Output the full listing below exactly, without the pictures.

== == ==

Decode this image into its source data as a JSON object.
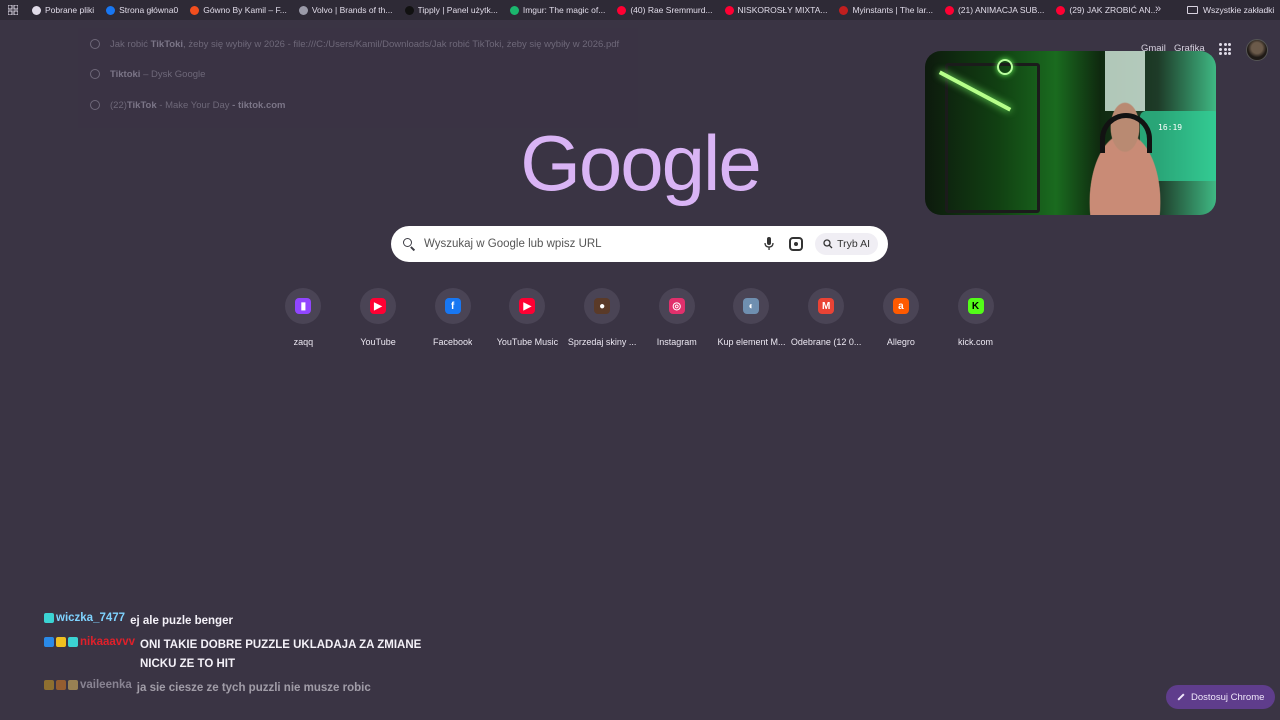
{
  "bookmarks": [
    {
      "label": "Pobrane pliki",
      "icon": "download-icon",
      "color": "#e0dbe8"
    },
    {
      "label": "Strona główna0",
      "icon": "facebook-icon",
      "color": "#1877f2"
    },
    {
      "label": "Gówno By Kamil – F...",
      "icon": "figma-icon",
      "color": "#f24e1e"
    },
    {
      "label": "Volvo | Brands of th...",
      "icon": "globe-icon",
      "color": "#9a9aa8"
    },
    {
      "label": "Tipply | Panel użytk...",
      "icon": "tipply-icon",
      "color": "#111111"
    },
    {
      "label": "Imgur: The magic of...",
      "icon": "imgur-icon",
      "color": "#1bb76e"
    },
    {
      "label": "(40) Rae Sremmurd...",
      "icon": "youtube-icon",
      "color": "#ff0033"
    },
    {
      "label": "NISKOROSŁY MIXTA...",
      "icon": "youtube-icon",
      "color": "#ff0033"
    },
    {
      "label": "Myinstants | The lar...",
      "icon": "myinstants-icon",
      "color": "#c21f1f"
    },
    {
      "label": "(21) ANIMACJA SUB...",
      "icon": "youtube-icon",
      "color": "#ff0033"
    },
    {
      "label": "(29) JAK ZROBIĆ AN...",
      "icon": "youtube-icon",
      "color": "#ff0033"
    }
  ],
  "bookmarks_more": "»",
  "all_bookmarks": "Wszystkie zakładki",
  "suggestions": [
    {
      "pre": "Jak robić ",
      "bold": "TikToki",
      "post": ", żeby się wybiły w 2026",
      "url": " - file:///C:/Users/Kamil/Downloads/Jak robić TikToki, żeby się wybiły w 2026.pdf"
    },
    {
      "pre": "",
      "bold": "Tiktoki",
      "post": " – Dysk Google",
      "url": ""
    },
    {
      "pre": "(22)",
      "bold": "TikTok",
      "post": " - Make Your Day",
      "url": " - tiktok.com"
    }
  ],
  "header": {
    "gmail": "Gmail",
    "images": "Grafika"
  },
  "webcam": {
    "clock": "16:19"
  },
  "logo": "Google",
  "logo_color": "#d9b4f5",
  "search": {
    "placeholder": "Wyszukaj w Google lub wpisz URL",
    "ai_label": "Tryb AI"
  },
  "shortcuts": [
    {
      "label": "zaqq",
      "glyph": "▮",
      "color": "#9146ff",
      "icon": "twitch-icon"
    },
    {
      "label": "YouTube",
      "glyph": "▶",
      "color": "#ff0033",
      "icon": "youtube-icon"
    },
    {
      "label": "Facebook",
      "glyph": "f",
      "color": "#1877f2",
      "icon": "facebook-icon"
    },
    {
      "label": "YouTube Music",
      "glyph": "▶",
      "color": "#ff0033",
      "icon": "youtube-music-icon"
    },
    {
      "label": "Sprzedaj skiny ...",
      "glyph": "●",
      "color": "#5a3a28",
      "icon": "skins-shop-icon"
    },
    {
      "label": "Instagram",
      "glyph": "◎",
      "color": "#e1306c",
      "icon": "instagram-icon"
    },
    {
      "label": "Kup element M...",
      "glyph": "◐",
      "color": "#6f8fb0",
      "icon": "kup-element-icon"
    },
    {
      "label": "Odebrane (12 0...",
      "glyph": "M",
      "color": "#ea4335",
      "icon": "gmail-icon"
    },
    {
      "label": "Allegro",
      "glyph": "a",
      "color": "#ff5a00",
      "icon": "allegro-icon"
    },
    {
      "label": "kick.com",
      "glyph": "K",
      "color": "#53fc18",
      "icon": "kick-icon"
    }
  ],
  "chat": [
    {
      "user": "wiczka_7477",
      "user_color": "#7fd3ff",
      "message": "ej ale puzle benger",
      "badges": [
        "#3bd3d3"
      ],
      "dim": false
    },
    {
      "user": "nikaaavvv",
      "user_color": "#e0202a",
      "message": "ONI TAKIE DOBRE PUZZLE UKLADAJA ZA ZMIANE NICKU ZE TO HIT",
      "badges": [
        "#2a8ae8",
        "#f0c020",
        "#3bd3d3"
      ],
      "dim": false
    },
    {
      "user": "vaileenka",
      "user_color": "#c9c4d2",
      "message": "ja sie ciesze ze tych puzzli nie musze robic",
      "badges": [
        "#d4a020",
        "#e08020",
        "#e6c060"
      ],
      "dim": true
    }
  ],
  "customize_label": "Dostosuj Chrome"
}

== == ==

* **Written reply**:
Decode this image into its source data as a JSON object.
{
  "bookmarks": [
    {
      "label": "Pobrane pliki",
      "icon": "download-icon",
      "color": "#e0dbe8"
    },
    {
      "label": "Strona główna0",
      "icon": "facebook-icon",
      "color": "#1877f2"
    },
    {
      "label": "Gówno By Kamil – F...",
      "icon": "figma-icon",
      "color": "#f24e1e"
    },
    {
      "label": "Volvo | Brands of th...",
      "icon": "globe-icon",
      "color": "#9a9aa8"
    },
    {
      "label": "Tipply | Panel użytk...",
      "icon": "tipply-icon",
      "color": "#111111"
    },
    {
      "label": "Imgur: The magic of...",
      "icon": "imgur-icon",
      "color": "#1bb76e"
    },
    {
      "label": "(40) Rae Sremmurd...",
      "icon": "youtube-icon",
      "color": "#ff0033"
    },
    {
      "label": "NISKOROSŁY MIXTA...",
      "icon": "youtube-icon",
      "color": "#ff0033"
    },
    {
      "label": "Myinstants | The lar...",
      "icon": "myinstants-icon",
      "color": "#c21f1f"
    },
    {
      "label": "(21) ANIMACJA SUB...",
      "icon": "youtube-icon",
      "color": "#ff0033"
    },
    {
      "label": "(29) JAK ZROBIĆ AN...",
      "icon": "youtube-icon",
      "color": "#ff0033"
    }
  ],
  "bookmarks_more": "»",
  "all_bookmarks": "Wszystkie zakładki",
  "suggestions": [
    {
      "pre": "Jak robić ",
      "bold": "TikToki",
      "post": ", żeby się wybiły w 2026",
      "url": " - file:///C:/Users/Kamil/Downloads/Jak robić TikToki, żeby się wybiły w 2026.pdf"
    },
    {
      "pre": "",
      "bold": "Tiktoki",
      "post": " – Dysk Google",
      "url": ""
    },
    {
      "pre": "(22)",
      "bold": "TikTok",
      "post": " - Make Your Day",
      "url": " - tiktok.com"
    }
  ],
  "header": {
    "gmail": "Gmail",
    "images": "Grafika"
  },
  "webcam": {
    "clock": "16:19"
  },
  "logo": "Google",
  "logo_color": "#d9b4f5",
  "search": {
    "placeholder": "Wyszukaj w Google lub wpisz URL",
    "ai_label": "Tryb AI"
  },
  "shortcuts": [
    {
      "label": "zaqq",
      "glyph": "▮",
      "color": "#9146ff",
      "icon": "twitch-icon"
    },
    {
      "label": "YouTube",
      "glyph": "▶",
      "color": "#ff0033",
      "icon": "youtube-icon"
    },
    {
      "label": "Facebook",
      "glyph": "f",
      "color": "#1877f2",
      "icon": "facebook-icon"
    },
    {
      "label": "YouTube Music",
      "glyph": "▶",
      "color": "#ff0033",
      "icon": "youtube-music-icon"
    },
    {
      "label": "Sprzedaj skiny ...",
      "glyph": "●",
      "color": "#5a3a28",
      "icon": "skins-shop-icon"
    },
    {
      "label": "Instagram",
      "glyph": "◎",
      "color": "#e1306c",
      "icon": "instagram-icon"
    },
    {
      "label": "Kup element M...",
      "glyph": "◐",
      "color": "#6f8fb0",
      "icon": "kup-element-icon"
    },
    {
      "label": "Odebrane (12 0...",
      "glyph": "M",
      "color": "#ea4335",
      "icon": "gmail-icon"
    },
    {
      "label": "Allegro",
      "glyph": "a",
      "color": "#ff5a00",
      "icon": "allegro-icon"
    },
    {
      "label": "kick.com",
      "glyph": "K",
      "color": "#53fc18",
      "icon": "kick-icon"
    }
  ],
  "chat": [
    {
      "user": "wiczka_7477",
      "user_color": "#7fd3ff",
      "message": "ej ale puzle benger",
      "badges": [
        "#3bd3d3"
      ],
      "dim": false
    },
    {
      "user": "nikaaavvv",
      "user_color": "#e0202a",
      "message": "ONI TAKIE DOBRE PUZZLE UKLADAJA ZA ZMIANE NICKU ZE TO HIT",
      "badges": [
        "#2a8ae8",
        "#f0c020",
        "#3bd3d3"
      ],
      "dim": false
    },
    {
      "user": "vaileenka",
      "user_color": "#c9c4d2",
      "message": "ja sie ciesze ze tych puzzli nie musze robic",
      "badges": [
        "#d4a020",
        "#e08020",
        "#e6c060"
      ],
      "dim": true
    }
  ],
  "customize_label": "Dostosuj Chrome"
}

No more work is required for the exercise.